## [SET PROBLEM]
In everything from the line containing "wind-direction-point [351, 234, 356, 239]" down to the line containing "x-axis-tick: 16:10 [505, 374, 514, 398]", change "wind-direction-point" to "wind-dir-point". Write out only those lines, with nothing else altered.

++++ DATA SHOWN

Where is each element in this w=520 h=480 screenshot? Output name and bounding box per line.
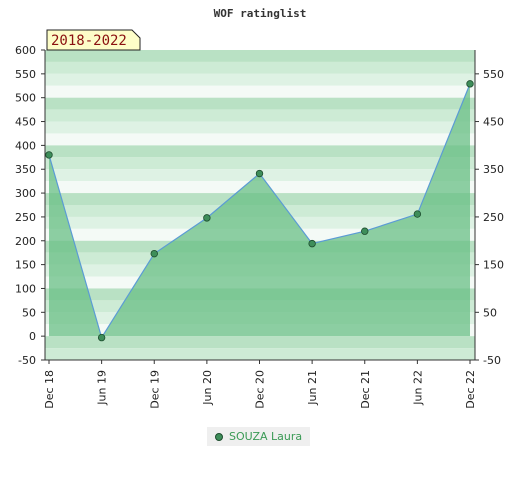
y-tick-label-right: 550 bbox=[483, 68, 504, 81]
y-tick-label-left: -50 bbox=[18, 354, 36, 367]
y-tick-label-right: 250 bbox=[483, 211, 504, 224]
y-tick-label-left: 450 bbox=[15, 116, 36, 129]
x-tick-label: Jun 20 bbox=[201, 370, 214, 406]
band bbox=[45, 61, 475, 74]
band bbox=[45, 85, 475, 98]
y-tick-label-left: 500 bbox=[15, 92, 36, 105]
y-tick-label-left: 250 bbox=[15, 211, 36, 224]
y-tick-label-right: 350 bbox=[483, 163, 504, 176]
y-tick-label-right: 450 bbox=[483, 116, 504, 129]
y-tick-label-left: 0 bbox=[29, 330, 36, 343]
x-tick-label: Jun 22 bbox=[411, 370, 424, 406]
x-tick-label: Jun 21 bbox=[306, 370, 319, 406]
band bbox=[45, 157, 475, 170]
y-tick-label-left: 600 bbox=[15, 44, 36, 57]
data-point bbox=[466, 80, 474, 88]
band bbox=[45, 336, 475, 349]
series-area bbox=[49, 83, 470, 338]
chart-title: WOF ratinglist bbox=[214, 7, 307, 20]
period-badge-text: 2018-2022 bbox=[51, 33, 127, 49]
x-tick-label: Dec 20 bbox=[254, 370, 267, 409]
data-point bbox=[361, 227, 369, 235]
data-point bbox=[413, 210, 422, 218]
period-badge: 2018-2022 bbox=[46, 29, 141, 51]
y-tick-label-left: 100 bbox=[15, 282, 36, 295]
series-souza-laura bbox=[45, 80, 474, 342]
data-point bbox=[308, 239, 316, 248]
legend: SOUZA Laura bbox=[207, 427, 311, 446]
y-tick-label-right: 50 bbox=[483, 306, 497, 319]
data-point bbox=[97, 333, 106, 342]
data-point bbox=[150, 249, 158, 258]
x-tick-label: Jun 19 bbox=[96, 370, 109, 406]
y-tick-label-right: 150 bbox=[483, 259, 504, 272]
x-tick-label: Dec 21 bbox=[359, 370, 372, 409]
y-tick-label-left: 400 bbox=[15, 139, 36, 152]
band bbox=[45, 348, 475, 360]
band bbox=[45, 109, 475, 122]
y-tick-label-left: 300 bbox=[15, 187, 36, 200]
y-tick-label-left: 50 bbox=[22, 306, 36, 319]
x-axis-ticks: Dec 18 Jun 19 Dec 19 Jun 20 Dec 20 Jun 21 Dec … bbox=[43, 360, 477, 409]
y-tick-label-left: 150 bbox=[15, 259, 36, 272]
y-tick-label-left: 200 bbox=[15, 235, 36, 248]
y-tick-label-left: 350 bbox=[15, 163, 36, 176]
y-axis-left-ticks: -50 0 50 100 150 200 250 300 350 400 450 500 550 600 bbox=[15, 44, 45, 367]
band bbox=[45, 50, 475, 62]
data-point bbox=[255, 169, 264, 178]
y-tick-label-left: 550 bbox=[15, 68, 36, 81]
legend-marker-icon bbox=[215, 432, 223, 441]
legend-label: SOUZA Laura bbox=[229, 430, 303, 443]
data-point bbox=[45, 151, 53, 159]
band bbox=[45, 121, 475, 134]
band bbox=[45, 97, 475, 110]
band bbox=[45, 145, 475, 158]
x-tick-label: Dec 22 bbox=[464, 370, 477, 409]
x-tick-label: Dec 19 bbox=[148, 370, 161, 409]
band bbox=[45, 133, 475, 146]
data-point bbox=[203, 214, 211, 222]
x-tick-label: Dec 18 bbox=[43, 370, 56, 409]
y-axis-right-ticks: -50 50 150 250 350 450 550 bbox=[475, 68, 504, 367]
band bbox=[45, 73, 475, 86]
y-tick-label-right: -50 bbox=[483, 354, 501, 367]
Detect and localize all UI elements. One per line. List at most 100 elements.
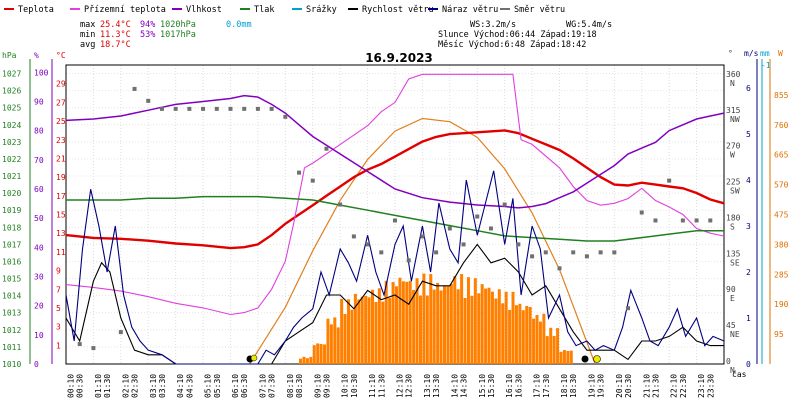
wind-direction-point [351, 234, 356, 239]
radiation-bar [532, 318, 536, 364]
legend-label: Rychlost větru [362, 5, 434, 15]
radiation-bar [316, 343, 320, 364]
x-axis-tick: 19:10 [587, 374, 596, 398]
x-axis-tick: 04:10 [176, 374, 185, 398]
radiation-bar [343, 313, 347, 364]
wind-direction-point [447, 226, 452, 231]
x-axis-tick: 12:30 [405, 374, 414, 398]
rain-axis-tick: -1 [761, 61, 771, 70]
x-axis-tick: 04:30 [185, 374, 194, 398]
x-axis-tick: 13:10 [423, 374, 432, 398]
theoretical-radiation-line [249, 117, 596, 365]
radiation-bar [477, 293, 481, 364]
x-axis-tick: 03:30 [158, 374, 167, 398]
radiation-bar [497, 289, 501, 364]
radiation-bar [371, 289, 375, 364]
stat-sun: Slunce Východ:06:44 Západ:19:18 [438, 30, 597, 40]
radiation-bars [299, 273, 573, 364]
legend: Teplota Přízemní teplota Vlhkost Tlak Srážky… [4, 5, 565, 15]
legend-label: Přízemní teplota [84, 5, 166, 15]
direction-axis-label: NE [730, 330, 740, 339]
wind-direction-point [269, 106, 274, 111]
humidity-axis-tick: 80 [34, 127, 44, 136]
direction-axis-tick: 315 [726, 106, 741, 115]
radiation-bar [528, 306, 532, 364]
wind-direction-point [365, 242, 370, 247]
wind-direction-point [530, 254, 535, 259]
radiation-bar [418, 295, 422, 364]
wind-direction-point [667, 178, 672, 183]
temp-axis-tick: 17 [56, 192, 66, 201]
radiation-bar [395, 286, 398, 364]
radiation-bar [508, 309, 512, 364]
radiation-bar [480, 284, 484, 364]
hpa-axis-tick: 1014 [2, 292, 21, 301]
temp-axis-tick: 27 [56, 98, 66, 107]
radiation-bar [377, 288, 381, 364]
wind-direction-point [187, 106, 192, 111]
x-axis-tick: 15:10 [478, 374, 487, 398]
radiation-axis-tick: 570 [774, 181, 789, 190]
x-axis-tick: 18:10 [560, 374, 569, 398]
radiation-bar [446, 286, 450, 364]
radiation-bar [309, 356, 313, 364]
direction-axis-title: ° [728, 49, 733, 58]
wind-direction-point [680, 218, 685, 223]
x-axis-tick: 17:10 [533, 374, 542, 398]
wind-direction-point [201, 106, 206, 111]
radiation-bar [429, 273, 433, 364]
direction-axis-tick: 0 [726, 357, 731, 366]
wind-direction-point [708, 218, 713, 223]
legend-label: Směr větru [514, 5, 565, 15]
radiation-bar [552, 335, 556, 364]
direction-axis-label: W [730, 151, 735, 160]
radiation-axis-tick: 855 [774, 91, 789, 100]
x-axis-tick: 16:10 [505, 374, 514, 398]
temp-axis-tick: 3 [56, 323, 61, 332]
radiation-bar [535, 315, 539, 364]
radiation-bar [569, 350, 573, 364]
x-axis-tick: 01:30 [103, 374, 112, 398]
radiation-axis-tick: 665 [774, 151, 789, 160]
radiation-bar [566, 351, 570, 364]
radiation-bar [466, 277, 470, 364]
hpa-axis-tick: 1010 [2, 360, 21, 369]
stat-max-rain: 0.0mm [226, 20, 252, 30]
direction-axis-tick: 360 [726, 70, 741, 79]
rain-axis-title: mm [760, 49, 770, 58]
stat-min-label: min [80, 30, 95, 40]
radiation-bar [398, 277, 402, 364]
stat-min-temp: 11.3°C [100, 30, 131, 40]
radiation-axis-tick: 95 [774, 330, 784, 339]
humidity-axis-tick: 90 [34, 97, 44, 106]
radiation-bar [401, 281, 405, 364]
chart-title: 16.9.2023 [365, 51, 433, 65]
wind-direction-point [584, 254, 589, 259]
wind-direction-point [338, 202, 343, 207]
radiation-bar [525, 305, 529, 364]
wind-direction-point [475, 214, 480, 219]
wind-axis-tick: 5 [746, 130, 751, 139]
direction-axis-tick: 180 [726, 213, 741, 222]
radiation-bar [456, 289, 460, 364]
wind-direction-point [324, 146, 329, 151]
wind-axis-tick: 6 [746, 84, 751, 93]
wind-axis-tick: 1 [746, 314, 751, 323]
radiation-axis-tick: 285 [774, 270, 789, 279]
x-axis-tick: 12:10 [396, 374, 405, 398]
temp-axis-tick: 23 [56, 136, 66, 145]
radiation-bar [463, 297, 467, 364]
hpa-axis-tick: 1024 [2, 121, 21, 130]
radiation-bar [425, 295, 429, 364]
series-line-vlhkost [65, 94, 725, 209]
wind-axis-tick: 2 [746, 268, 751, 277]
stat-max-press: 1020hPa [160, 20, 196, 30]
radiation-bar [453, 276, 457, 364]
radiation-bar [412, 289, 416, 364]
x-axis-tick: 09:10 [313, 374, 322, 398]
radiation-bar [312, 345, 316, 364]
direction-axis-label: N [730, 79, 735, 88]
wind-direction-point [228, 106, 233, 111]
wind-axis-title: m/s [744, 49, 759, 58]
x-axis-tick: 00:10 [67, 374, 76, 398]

++++++++

## [FULL SOLUTION]
wind-dir-point [351, 234, 356, 239]
radiation-bar [532, 318, 536, 364]
legend-label: Rychlost větru [362, 5, 434, 15]
radiation-bar [316, 343, 320, 364]
x-axis-tick: 19:10 [587, 374, 596, 398]
x-axis-tick: 04:10 [176, 374, 185, 398]
radiation-bar [343, 313, 347, 364]
wind-dir-point [447, 226, 452, 231]
x-axis-tick: 12:30 [405, 374, 414, 398]
rain-axis-tick: -1 [761, 61, 771, 70]
x-axis-tick: 04:30 [185, 374, 194, 398]
x-axis-tick: 13:10 [423, 374, 432, 398]
theoretical-radiation-line [249, 117, 596, 365]
radiation-bar [477, 293, 481, 364]
x-axis-tick: 03:30 [158, 374, 167, 398]
radiation-bar [497, 289, 501, 364]
radiation-bar [371, 289, 375, 364]
stat-sun: Slunce Východ:06:44 Západ:19:18 [438, 30, 597, 40]
radiation-bars [299, 273, 573, 364]
legend: Teplota Přízemní teplota Vlhkost Tlak Srážky… [4, 5, 565, 15]
legend-label: Přízemní teplota [84, 5, 166, 15]
direction-axis-label: NE [730, 330, 740, 339]
wind-dir-point [269, 106, 274, 111]
humidity-axis-tick: 80 [34, 127, 44, 136]
direction-axis-tick: 315 [726, 106, 741, 115]
radiation-bar [528, 306, 532, 364]
wind-dir-point [365, 242, 370, 247]
wind-dir-point [530, 254, 535, 259]
radiation-bar [418, 295, 422, 364]
wind-dir-point [667, 178, 672, 183]
temp-axis-tick: 17 [56, 192, 66, 201]
radiation-bar [395, 286, 398, 364]
radiation-bar [508, 309, 512, 364]
radiation-bar [480, 284, 484, 364]
hpa-axis-tick: 1014 [2, 292, 21, 301]
temp-axis-tick: 27 [56, 98, 66, 107]
radiation-bar [377, 288, 381, 364]
wind-dir-point [187, 106, 192, 111]
x-axis-tick: 15:10 [478, 374, 487, 398]
radiation-axis-tick: 570 [774, 181, 789, 190]
x-axis-tick: 18:10 [560, 374, 569, 398]
radiation-bar [446, 286, 450, 364]
radiation-bar [309, 356, 313, 364]
direction-axis-title: ° [728, 49, 733, 58]
wind-dir-point [680, 218, 685, 223]
x-axis-tick: 17:10 [533, 374, 542, 398]
wind-dir-point [201, 106, 206, 111]
radiation-bar [429, 273, 433, 364]
direction-axis-tick: 0 [726, 357, 731, 366]
wind-dir-point [708, 218, 713, 223]
legend-label: Směr větru [514, 5, 565, 15]
radiation-bar [552, 335, 556, 364]
direction-axis-label: W [730, 151, 735, 160]
radiation-axis-tick: 855 [774, 91, 789, 100]
x-axis-tick: 16:10 [505, 374, 514, 398]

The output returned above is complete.